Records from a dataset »
#####

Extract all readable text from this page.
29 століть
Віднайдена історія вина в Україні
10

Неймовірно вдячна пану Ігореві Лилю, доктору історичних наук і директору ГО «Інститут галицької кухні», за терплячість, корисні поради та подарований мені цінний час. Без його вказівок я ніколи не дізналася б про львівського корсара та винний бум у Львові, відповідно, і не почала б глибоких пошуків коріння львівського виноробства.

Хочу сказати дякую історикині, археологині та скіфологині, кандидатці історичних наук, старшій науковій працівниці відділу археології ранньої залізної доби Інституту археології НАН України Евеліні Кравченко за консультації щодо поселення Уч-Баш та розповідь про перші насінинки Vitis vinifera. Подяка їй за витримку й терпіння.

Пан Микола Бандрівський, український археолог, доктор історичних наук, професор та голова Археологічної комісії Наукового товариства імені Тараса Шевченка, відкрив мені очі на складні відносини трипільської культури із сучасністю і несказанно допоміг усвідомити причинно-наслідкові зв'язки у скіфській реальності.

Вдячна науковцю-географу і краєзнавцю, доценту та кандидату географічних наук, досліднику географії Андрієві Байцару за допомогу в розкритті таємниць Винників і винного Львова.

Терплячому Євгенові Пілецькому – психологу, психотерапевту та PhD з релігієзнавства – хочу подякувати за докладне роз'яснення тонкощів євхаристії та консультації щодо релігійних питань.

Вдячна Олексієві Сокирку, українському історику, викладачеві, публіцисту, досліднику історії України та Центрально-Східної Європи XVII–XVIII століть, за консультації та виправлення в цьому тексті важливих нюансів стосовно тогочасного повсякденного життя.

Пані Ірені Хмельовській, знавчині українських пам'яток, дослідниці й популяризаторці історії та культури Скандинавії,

#####

What to work on » Restate every entry word for word.

Output below »
Extract all readable text from this page.
29 століть
Віднайдена історія вина в Україні
10

Неймовірно вдячна пану Ігореві Лилю, доктору історичних наук і директору ГО «Інститут галицької кухні», за терплячість, корисні поради та подарований мені цінний час. Без його вказівок я ніколи не дізналася б про львівського корсара та винний бум у Львові, відповідно, і не почала б глибоких пошуків коріння львівського виноробства.

Хочу сказати дякую історикині, археологині та скіфологині, кандидатці історичних наук, старшій науковій працівниці відділу археології ранньої залізної доби Інституту археології НАН України Евеліні Кравченко за консультації щодо поселення Уч-Баш та розповідь про перші насінинки Vitis vinifera. Подяка їй за витримку й терпіння.

Пан Микола Бандрівський, український археолог, доктор історичних наук, професор та голова Археологічної комісії Наукового товариства імені Тараса Шевченка, відкрив мені очі на складні відносини трипільської культури із сучасністю і несказанно допоміг усвідомити причинно-наслідкові зв'язки у скіфській реальності.

Вдячна науковцю-географу і краєзнавцю, доценту та кандидату географічних наук, досліднику географії Андрієві Байцару за допомогу в розкритті таємниць Винників і винного Львова.

Терплячому Євгенові Пілецькому – психологу, психотерапевту та PhD з релігієзнавства – хочу подякувати за докладне роз'яснення тонкощів євхаристії та консультації щодо релігійних питань.

Вдячна Олексієві Сокирку, українському історику, викладачеві, публіцисту, досліднику історії України та Центрально-Східної Європи XVII–XVIII століть, за консультації та виправлення в цьому тексті важливих нюансів стосовно тогочасного повсякденного життя.

Пані Ірені Хмельовській, знавчині українських пам'яток, дослідниці й популяризаторці історії та культури Скандинавії,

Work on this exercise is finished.